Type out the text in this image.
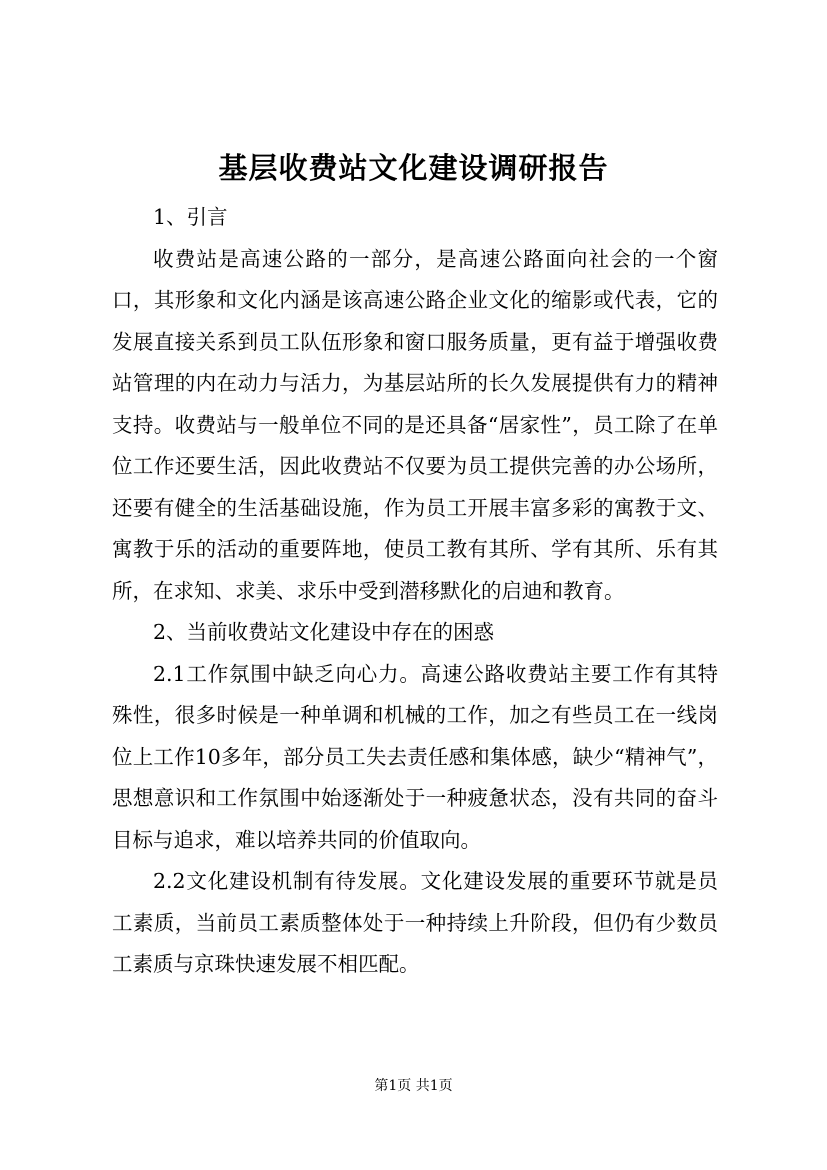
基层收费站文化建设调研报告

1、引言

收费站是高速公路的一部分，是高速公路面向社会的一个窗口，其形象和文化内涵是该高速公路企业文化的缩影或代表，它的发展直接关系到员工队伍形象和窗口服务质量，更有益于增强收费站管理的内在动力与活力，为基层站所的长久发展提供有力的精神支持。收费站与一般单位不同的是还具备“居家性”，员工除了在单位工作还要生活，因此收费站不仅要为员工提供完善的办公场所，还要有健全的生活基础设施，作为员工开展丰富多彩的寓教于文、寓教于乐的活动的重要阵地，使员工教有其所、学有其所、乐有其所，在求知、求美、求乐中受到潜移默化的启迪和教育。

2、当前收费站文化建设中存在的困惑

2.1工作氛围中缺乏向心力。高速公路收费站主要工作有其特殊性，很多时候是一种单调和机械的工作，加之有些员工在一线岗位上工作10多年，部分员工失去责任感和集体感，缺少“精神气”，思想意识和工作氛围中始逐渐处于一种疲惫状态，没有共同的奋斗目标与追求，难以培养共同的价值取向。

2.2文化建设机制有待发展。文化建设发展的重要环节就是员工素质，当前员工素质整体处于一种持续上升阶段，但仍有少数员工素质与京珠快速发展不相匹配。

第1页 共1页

==========

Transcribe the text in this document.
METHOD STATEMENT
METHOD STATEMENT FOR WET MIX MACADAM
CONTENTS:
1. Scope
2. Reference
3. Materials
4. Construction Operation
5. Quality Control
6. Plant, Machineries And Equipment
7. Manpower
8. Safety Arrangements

==========

Each line above that includes "this" counts once; state the total and nothing more.

* **The result**
2